◆ Brief
Collect every line that includes the string "document".

-- begin Input for this task --

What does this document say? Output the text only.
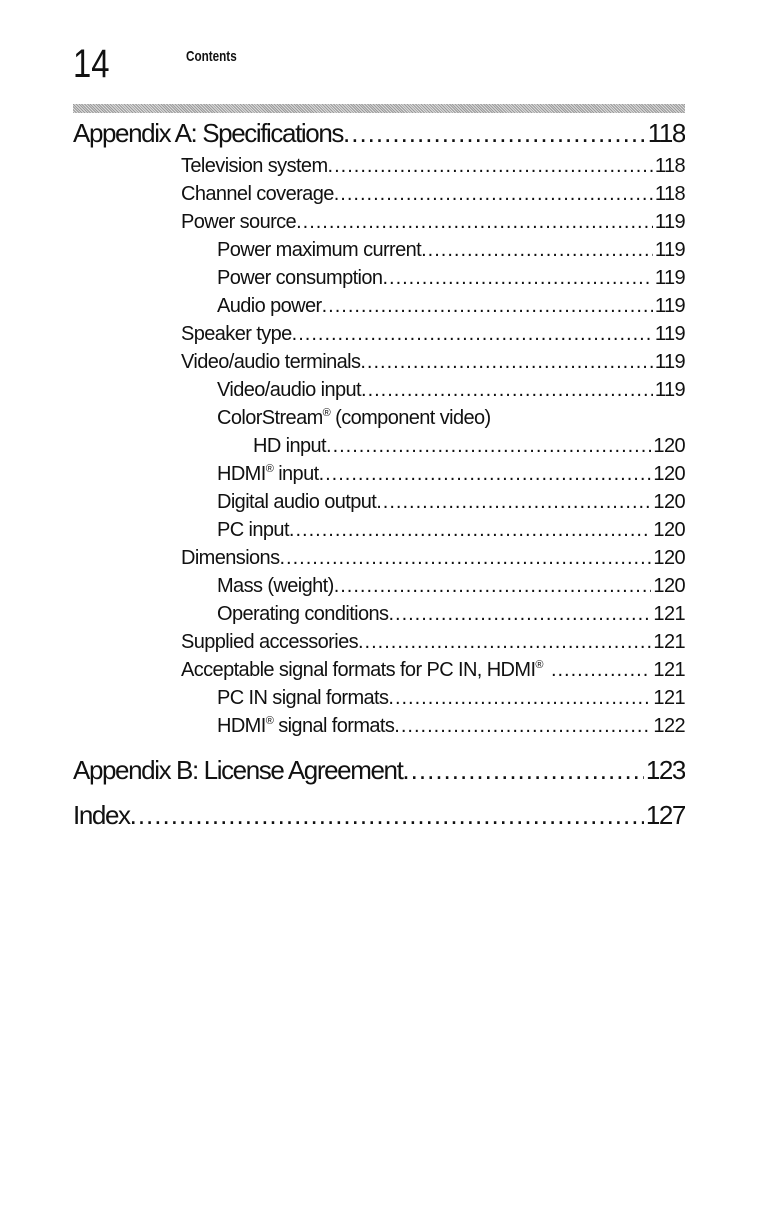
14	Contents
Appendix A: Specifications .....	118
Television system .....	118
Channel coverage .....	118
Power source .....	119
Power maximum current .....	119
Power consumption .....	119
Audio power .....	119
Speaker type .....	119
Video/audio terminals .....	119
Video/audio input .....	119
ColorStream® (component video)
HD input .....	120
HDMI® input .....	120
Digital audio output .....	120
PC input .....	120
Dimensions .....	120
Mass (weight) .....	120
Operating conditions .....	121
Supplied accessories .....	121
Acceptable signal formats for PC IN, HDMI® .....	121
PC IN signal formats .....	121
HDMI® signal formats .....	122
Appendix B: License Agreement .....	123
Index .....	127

-- end Input for this task --
-- begin Input for this task --

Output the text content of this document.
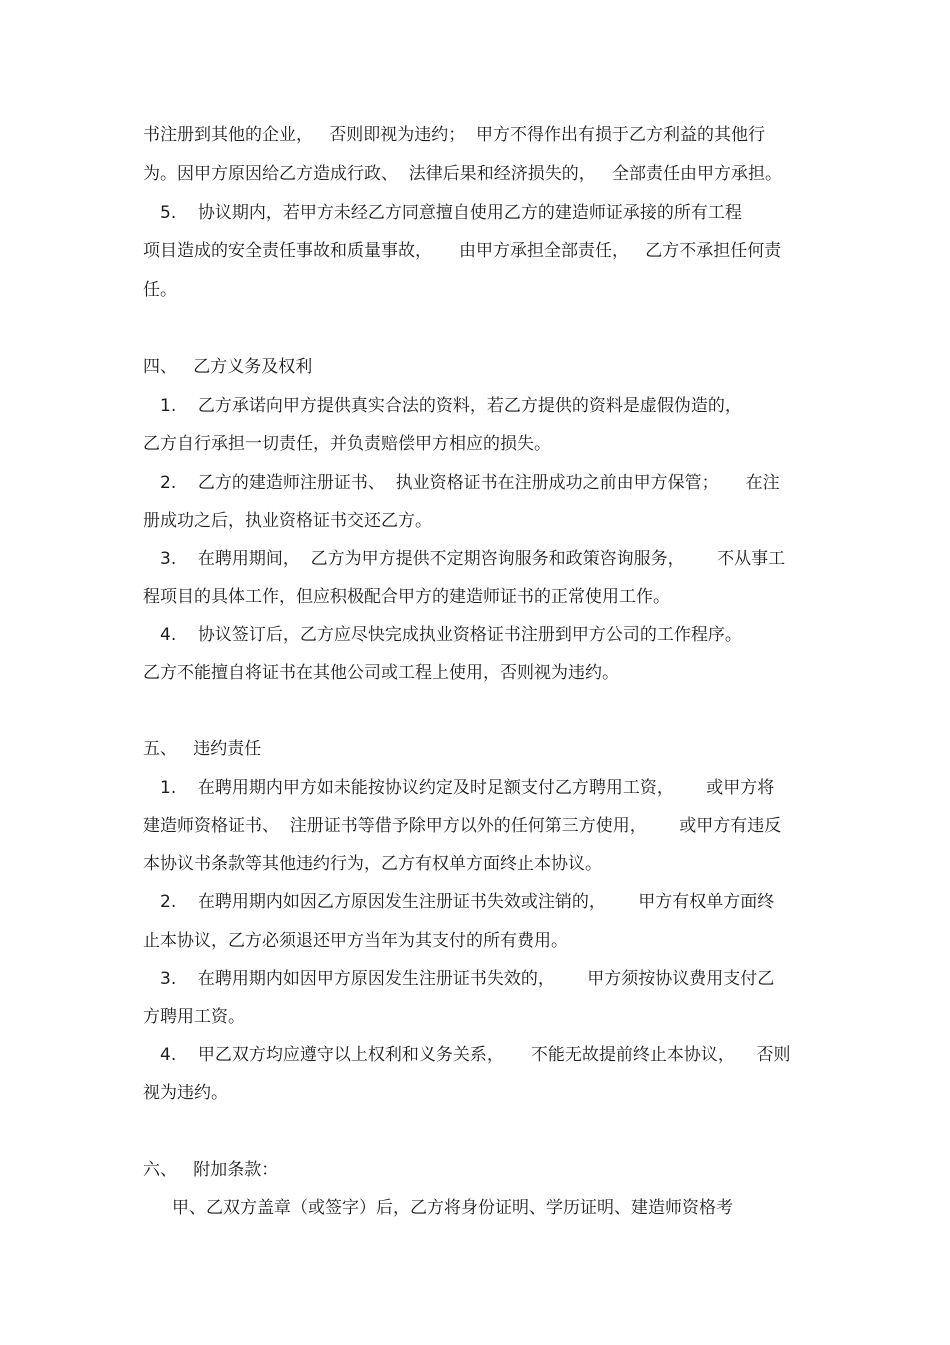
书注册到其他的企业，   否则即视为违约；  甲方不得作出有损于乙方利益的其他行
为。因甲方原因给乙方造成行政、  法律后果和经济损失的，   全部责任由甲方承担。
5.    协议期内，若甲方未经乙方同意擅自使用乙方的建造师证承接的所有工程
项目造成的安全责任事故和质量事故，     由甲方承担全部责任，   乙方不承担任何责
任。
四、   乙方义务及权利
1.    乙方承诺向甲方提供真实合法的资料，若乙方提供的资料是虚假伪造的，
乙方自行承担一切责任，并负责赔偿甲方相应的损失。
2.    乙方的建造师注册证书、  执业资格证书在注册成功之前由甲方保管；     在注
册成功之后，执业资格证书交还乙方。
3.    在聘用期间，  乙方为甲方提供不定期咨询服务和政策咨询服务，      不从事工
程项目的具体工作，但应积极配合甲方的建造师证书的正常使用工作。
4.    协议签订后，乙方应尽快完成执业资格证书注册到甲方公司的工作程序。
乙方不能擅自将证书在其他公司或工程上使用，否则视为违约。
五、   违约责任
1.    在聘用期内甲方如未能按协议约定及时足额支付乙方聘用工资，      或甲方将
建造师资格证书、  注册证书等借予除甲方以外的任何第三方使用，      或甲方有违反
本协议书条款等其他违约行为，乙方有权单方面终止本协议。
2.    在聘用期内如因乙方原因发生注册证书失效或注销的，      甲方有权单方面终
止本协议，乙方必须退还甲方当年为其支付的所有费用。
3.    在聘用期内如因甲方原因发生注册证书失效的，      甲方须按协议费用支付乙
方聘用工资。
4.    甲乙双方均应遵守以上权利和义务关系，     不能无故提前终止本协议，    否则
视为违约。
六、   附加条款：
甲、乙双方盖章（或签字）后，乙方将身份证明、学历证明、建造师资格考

-- end Input for this task --

◆ Solved problem
What does this document say? Output the text only.
Output the text content of this document.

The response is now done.